Directions:
Pick each line containing "structure" out of the records.

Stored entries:
════════════════════
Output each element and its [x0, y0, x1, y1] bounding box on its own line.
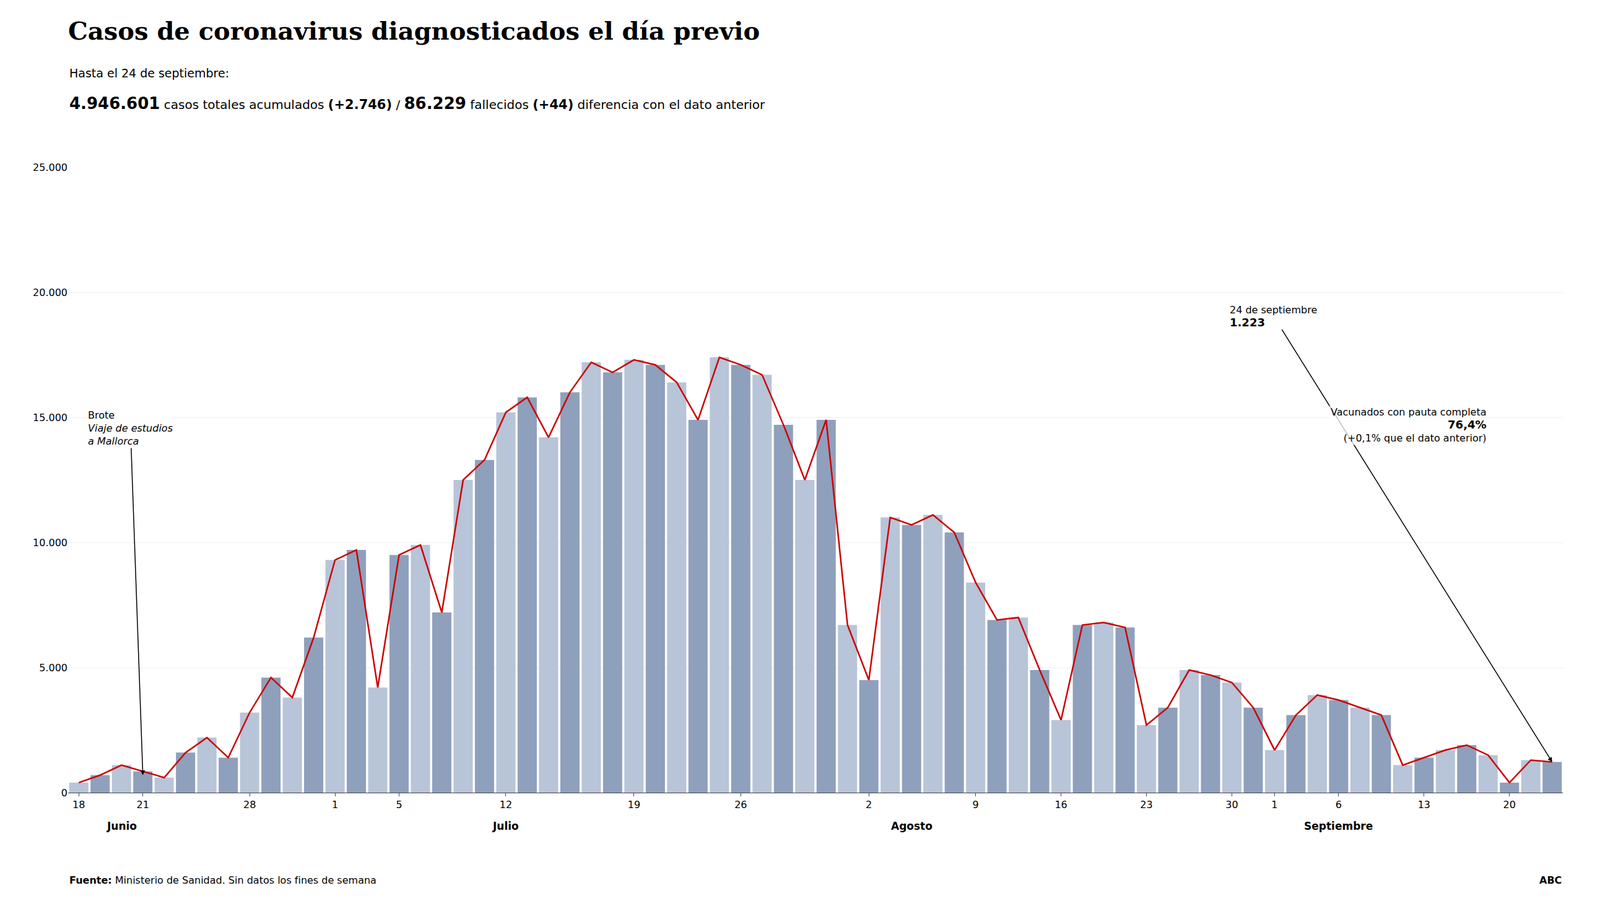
svg-text:5.000: 5.000 [39, 661, 68, 674]
svg-text:1: 1 [331, 798, 339, 811]
svg-text:Junio: Junio [106, 819, 137, 833]
svg-text:ABC: ABC [1539, 874, 1562, 887]
svg-text:2: 2 [865, 798, 872, 811]
svg-text:6: 6 [1335, 798, 1342, 811]
svg-text:4.946.601 casos totales acumul: 4.946.601 casos totales acumulados (+2.7… [69, 94, 766, 113]
svg-text:28: 28 [243, 798, 256, 811]
svg-text:Hasta el 24 de septiembre:: Hasta el 24 de septiembre: [69, 66, 230, 80]
svg-text:18: 18 [72, 798, 85, 811]
svg-text:24 de septiembre1.223: 24 de septiembre1.223 [1229, 304, 1318, 329]
svg-text:25.000: 25.000 [32, 161, 68, 174]
svg-text:26: 26 [734, 798, 747, 811]
svg-text:30: 30 [1225, 798, 1238, 811]
svg-text:15.000: 15.000 [32, 411, 68, 424]
svg-text:21: 21 [136, 798, 150, 811]
svg-text:Casos de coronavirus diagnosti: Casos de coronavirus diagnosticados el d… [68, 16, 760, 46]
svg-text:13: 13 [1417, 798, 1431, 811]
svg-text:Fuente: Ministerio de Sanidad.: Fuente: Ministerio de Sanidad. Sin datos… [69, 874, 377, 887]
svg-text:5: 5 [395, 798, 402, 811]
svg-text:23: 23 [1139, 798, 1153, 811]
svg-text:9: 9 [972, 798, 979, 811]
svg-text:16: 16 [1054, 798, 1067, 811]
svg-text:19: 19 [627, 798, 641, 811]
svg-text:1: 1 [1271, 798, 1278, 811]
svg-text:Vacunados con pauta completa76: Vacunados con pauta completa76,4%(+0,1% … [1330, 406, 1487, 444]
svg-text:12: 12 [499, 798, 513, 811]
svg-text:0: 0 [61, 786, 68, 799]
svg-text:20.000: 20.000 [32, 286, 68, 299]
svg-text:Agosto: Agosto [891, 819, 933, 833]
svg-text:10.000: 10.000 [32, 536, 68, 549]
svg-text:BroteViaje de estudiosa Mallor: BroteViaje de estudiosa Mallorca [87, 409, 173, 448]
svg-text:20: 20 [1503, 798, 1516, 811]
svg-text:Julio: Julio [492, 819, 519, 833]
svg-text:Septiembre: Septiembre [1304, 819, 1373, 833]
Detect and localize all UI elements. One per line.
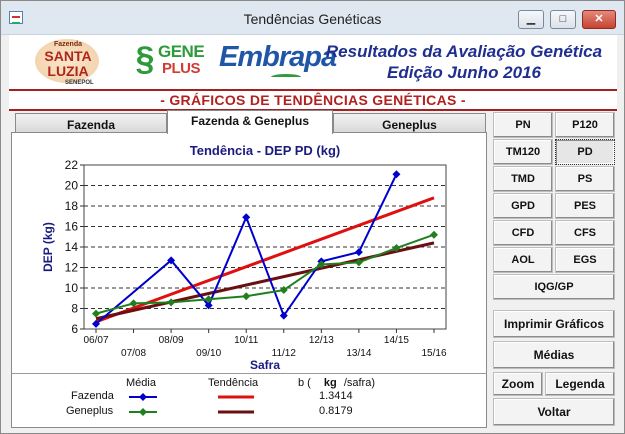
media-point-geneplus	[204, 295, 213, 304]
back-button[interactable]: Voltar	[493, 398, 615, 426]
trait-button-cfs[interactable]: CFS	[555, 220, 615, 246]
chart-title: Tendência - DEP PD (kg)	[190, 143, 341, 158]
media-point-geneplus	[167, 298, 176, 307]
chart-panel: Tendência - DEP PD (kg) 6 8 10 12 14 16 18 20 22 0…	[11, 132, 487, 428]
media-point-fazenda	[204, 301, 213, 310]
trait-button-pes[interactable]: PES	[555, 193, 615, 219]
tab-fazenda-geneplus[interactable]: Fazenda & Geneplus	[167, 110, 333, 134]
y-tick-label: 18	[65, 199, 79, 213]
tab-fazenda[interactable]: Fazenda	[15, 113, 167, 133]
x-tick-label: 14/15	[384, 335, 409, 346]
legend-fazenda-media-marker	[129, 393, 157, 401]
trait-button-aol[interactable]: AOL	[493, 247, 553, 273]
maximize-button[interactable]: □	[550, 10, 576, 29]
media-point-geneplus	[242, 292, 251, 301]
legend-col-tendencia: Tendência	[208, 377, 259, 389]
x-axis-label: Safra	[250, 358, 280, 372]
trait-button-ps[interactable]: PS	[555, 166, 615, 192]
santa-luzia-logo: Fazenda SANTA LUZIA SENEPOL	[29, 39, 107, 87]
legend-fazenda-trend-marker	[218, 395, 254, 399]
legend-geneplus-media-marker	[129, 408, 157, 416]
media-point-geneplus	[279, 286, 288, 295]
header-logos: Fazenda SANTA LUZIA SENEPOL § GENE PLUS …	[9, 35, 617, 89]
x-tick-label: 15/16	[421, 348, 446, 359]
media-line-fazenda	[95, 173, 398, 325]
media-point-geneplus	[430, 230, 438, 239]
app-icon	[9, 11, 23, 24]
legend-col-b: b ( kg /safra)	[298, 377, 375, 389]
title-bar[interactable]: Tendências Genéticas ▁ □ ✕	[1, 1, 624, 35]
x-tick-label: 11/12	[272, 348, 297, 359]
media-point-geneplus	[129, 299, 138, 308]
y-tick-label: 8	[71, 302, 78, 316]
x-tick-label: 12/13	[309, 335, 334, 346]
x-tick-label: 09/10	[196, 348, 221, 359]
trait-button-p120[interactable]: P120	[555, 112, 615, 138]
y-tick-label: 10	[65, 281, 79, 295]
trait-button-tm120[interactable]: TM120	[493, 139, 553, 165]
trait-button-iqg-gp[interactable]: IQG/GP	[493, 274, 615, 300]
y-tick-label: 16	[65, 220, 79, 234]
dna-icon: §	[135, 40, 155, 78]
x-tick-label: 08/09	[159, 335, 184, 346]
trend-chart: Tendência - DEP PD (kg) 6 8 10 12 14 16 18 20 22 0…	[41, 143, 447, 372]
media-line-geneplus	[95, 233, 435, 315]
y-axis-label: DEP (kg)	[41, 222, 55, 272]
print-charts-button[interactable]: Imprimir Gráficos	[493, 310, 615, 338]
window-title: Tendências Genéticas	[243, 11, 382, 27]
legend-geneplus-b: 0.8179	[319, 405, 353, 417]
legend-row-geneplus: Geneplus	[66, 405, 114, 417]
y-tick-label: 6	[71, 322, 78, 336]
trait-button-pn[interactable]: PN	[493, 112, 553, 138]
media-point-geneplus	[317, 260, 326, 269]
y-tick-label: 14	[65, 240, 79, 254]
section-banner: - GRÁFICOS DE TENDÊNCIAS GENÉTICAS -	[9, 89, 617, 111]
x-tick-label: 10/11	[234, 335, 259, 346]
chart-legend: Média Tendência b ( kg /safra) Fazenda 1…	[11, 373, 487, 428]
legend-geneplus-trend-marker	[218, 410, 254, 414]
legend-col-media: Média	[126, 377, 156, 389]
plot-frame	[83, 164, 447, 330]
trait-button-egs[interactable]: EGS	[555, 247, 615, 273]
zoom-button[interactable]: Zoom	[493, 372, 543, 396]
legend-row-fazenda: Fazenda	[71, 390, 114, 402]
media-point-fazenda	[92, 319, 100, 328]
legend-fazenda-b: 1.3414	[319, 390, 353, 402]
geneplus-logo: § GENE PLUS	[135, 40, 205, 78]
trend-line-fazenda	[95, 196, 435, 324]
trait-button-cfd[interactable]: CFD	[493, 220, 553, 246]
x-tick-label: 06/07	[83, 335, 108, 346]
y-tick-label: 20	[65, 179, 79, 193]
media-point-fazenda	[242, 213, 251, 222]
media-point-geneplus	[92, 309, 100, 318]
x-tick-label: 07/08	[121, 348, 146, 359]
media-point-geneplus	[392, 244, 401, 253]
trait-button-gpd[interactable]: GPD	[493, 193, 553, 219]
y-tick-label: 12	[65, 261, 79, 275]
minimize-button[interactable]: ▁	[518, 10, 544, 29]
media-point-fazenda	[167, 256, 176, 265]
embrapa-logo: Embrapa	[219, 41, 337, 77]
media-point-fazenda	[392, 170, 401, 179]
medias-button[interactable]: Médias	[493, 341, 615, 369]
y-tick-label: 22	[65, 158, 79, 172]
media-point-fazenda	[279, 311, 288, 320]
legend-button[interactable]: Legenda	[545, 372, 615, 396]
report-title: Resultados da Avaliação Genética Edição …	[325, 42, 603, 82]
trait-button-pd[interactable]: PD	[555, 139, 615, 165]
media-point-geneplus	[354, 258, 363, 267]
x-tick-label: 13/14	[346, 348, 371, 359]
close-button[interactable]: ✕	[582, 10, 616, 29]
tab-geneplus[interactable]: Geneplus	[333, 113, 486, 133]
trait-button-tmd[interactable]: TMD	[493, 166, 553, 192]
media-point-fazenda	[354, 248, 363, 257]
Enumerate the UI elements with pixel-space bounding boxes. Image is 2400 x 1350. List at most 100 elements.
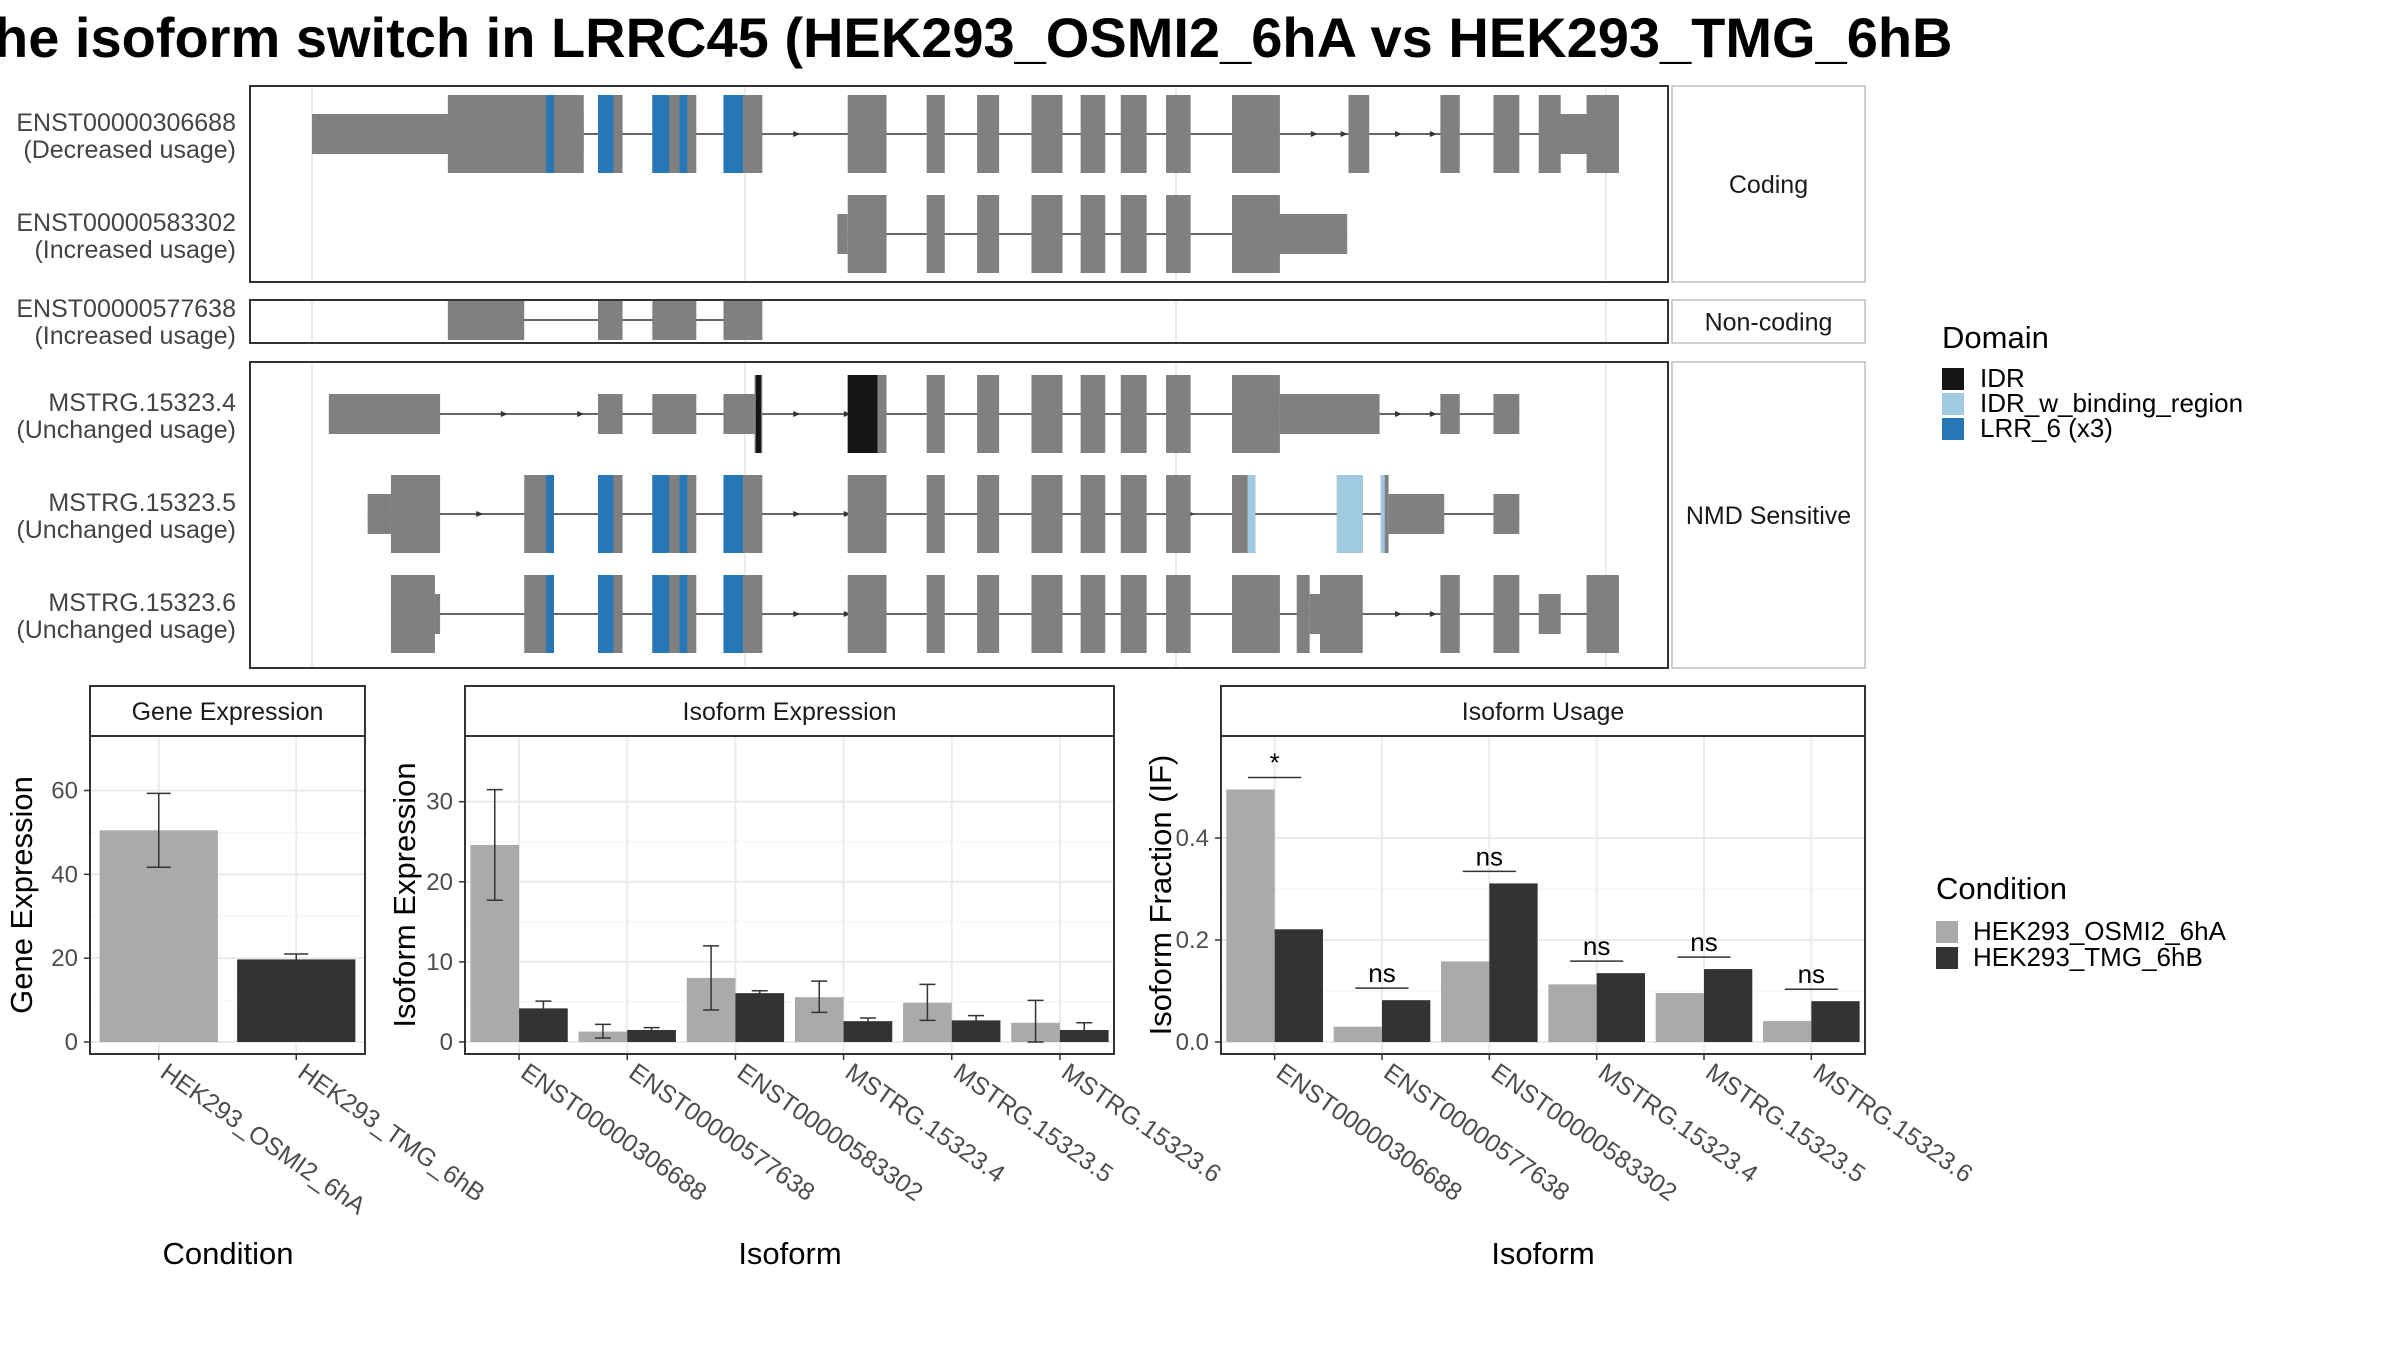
cds-exon <box>1320 575 1363 653</box>
condition-legend-label: HEK293_TMG_6hB <box>1973 942 2203 972</box>
series-bar <box>1548 984 1597 1042</box>
series-bar <box>843 1021 893 1042</box>
isoform-id-label: MSTRG.15323.5 <box>48 489 236 517</box>
cds-exon <box>1080 375 1106 453</box>
cds-exon <box>1232 575 1280 653</box>
domain-legend-swatch <box>1942 368 1964 390</box>
cds-exon <box>1493 575 1520 653</box>
cds-exon <box>1031 195 1063 273</box>
cds-exon <box>390 475 441 553</box>
series-bar <box>1274 929 1323 1042</box>
protein-domain <box>723 475 743 553</box>
protein-domain <box>847 375 878 453</box>
utr-exon <box>723 300 763 340</box>
series-bar <box>1226 789 1275 1042</box>
y-tick-label: 0.2 <box>1176 927 1209 954</box>
cds-exon <box>1120 195 1147 273</box>
cds-exon <box>1031 575 1063 653</box>
protein-domain <box>546 95 554 173</box>
y-tick-label: 30 <box>426 789 453 816</box>
intron-direction-arrow <box>843 411 851 417</box>
condition-legend-swatch <box>1936 921 1958 943</box>
facet-strip <box>89 685 366 737</box>
y-tick-label: 40 <box>51 861 78 888</box>
protein-domain <box>597 575 614 653</box>
condition-legend-swatch <box>1936 947 1958 969</box>
intron-direction-arrow <box>793 511 801 517</box>
utr-exon <box>1493 394 1520 434</box>
cds-exon <box>1031 475 1063 553</box>
facet-strip-label: Coding <box>1729 171 1808 199</box>
utr-exon <box>1279 394 1380 434</box>
x-tick-label: ENST00000583302 <box>732 1058 928 1207</box>
utr-exon <box>652 300 697 340</box>
isoform-usage-label: (Decreased usage) <box>23 136 236 164</box>
y-tick-label: 0 <box>65 1029 78 1056</box>
condition-legend-label: HEK293_OSMI2_6hA <box>1973 916 2227 946</box>
protein-domain <box>597 95 614 173</box>
utr-exon <box>1440 394 1460 434</box>
utr-exon <box>1388 494 1445 534</box>
x-tick-label: ENST00000583302 <box>1486 1058 1682 1207</box>
x-axis-title: Isoform <box>1491 1236 1594 1271</box>
intron-direction-arrow <box>577 411 585 417</box>
figure-title: he isoform switch in LRRC45 (HEK293_OSMI… <box>0 6 1953 69</box>
cds-exon <box>1586 95 1619 173</box>
cds-exon <box>447 95 584 173</box>
facet-strip-label: NMD Sensitive <box>1686 502 1851 530</box>
intron-direction-arrow <box>793 611 801 617</box>
cds-exon <box>390 575 435 653</box>
isoform-id-label: ENST00000583302 <box>16 209 236 237</box>
protein-domain <box>652 575 670 653</box>
intron-direction-arrow <box>1394 411 1402 417</box>
intron-direction-arrow <box>793 131 801 137</box>
cds-exon <box>1166 375 1191 453</box>
facet-strip <box>464 685 1115 737</box>
series-bar <box>951 1020 1001 1042</box>
x-axis-title: Isoform <box>738 1236 841 1271</box>
protein-domain <box>652 95 670 173</box>
utr-exon <box>597 300 623 340</box>
y-tick-label: 0 <box>440 1029 453 1056</box>
protein-domain <box>1336 475 1363 553</box>
utr-exon <box>1279 214 1348 254</box>
significance-label: ns <box>1476 841 1503 871</box>
cds-exon <box>1120 475 1147 553</box>
y-tick-label: 0.0 <box>1176 1029 1209 1056</box>
protein-domain <box>546 575 554 653</box>
intron-direction-arrow <box>793 411 801 417</box>
intron-direction-arrow <box>843 611 851 617</box>
domain-legend-label: LRR_6 (x3) <box>1980 413 2113 443</box>
condition-legend-title: Condition <box>1936 871 2067 906</box>
isoform-usage-label: (Increased usage) <box>34 322 236 350</box>
utr-exon <box>837 214 848 254</box>
utr-exon <box>597 394 623 434</box>
series-bar <box>1382 1000 1431 1042</box>
isoform-id-label: MSTRG.15323.6 <box>48 589 236 617</box>
facet-strip <box>1671 361 1866 669</box>
cds-exon <box>1080 575 1106 653</box>
cds-exon <box>926 375 945 453</box>
utr-exon <box>367 494 391 534</box>
cds-exon <box>847 195 887 273</box>
x-tick-label: ENST00000577638 <box>1379 1058 1575 1207</box>
domain-legend-label: IDR <box>1980 363 2025 393</box>
protein-domain <box>1247 475 1256 553</box>
cds-exon <box>1166 475 1191 553</box>
cds-exon <box>1166 195 1191 273</box>
protein-domain <box>1380 475 1385 553</box>
significance-label: ns <box>1798 959 1825 989</box>
structure-panel-border <box>249 85 1669 283</box>
cds-exon <box>1080 475 1106 553</box>
domain-legend-swatch <box>1942 418 1964 440</box>
cds-exon <box>977 475 1000 553</box>
cds-exon <box>1120 95 1147 173</box>
protein-domain <box>679 95 688 173</box>
series-bar <box>1596 973 1645 1042</box>
series-bar <box>735 993 785 1042</box>
condition-bar <box>237 959 356 1042</box>
utr-exon <box>328 394 441 434</box>
cds-exon <box>1120 375 1147 453</box>
gene-structure-panel: Coding ENST00000306688(Decreased usage) EN… <box>16 85 1866 669</box>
════════════════════
Solution to the problem:
structure-panel-border <box>249 85 1669 283</box>
gene-structure-panel: Coding ENST00000306688(Decreased usage) EN… <box>16 85 1866 669</box>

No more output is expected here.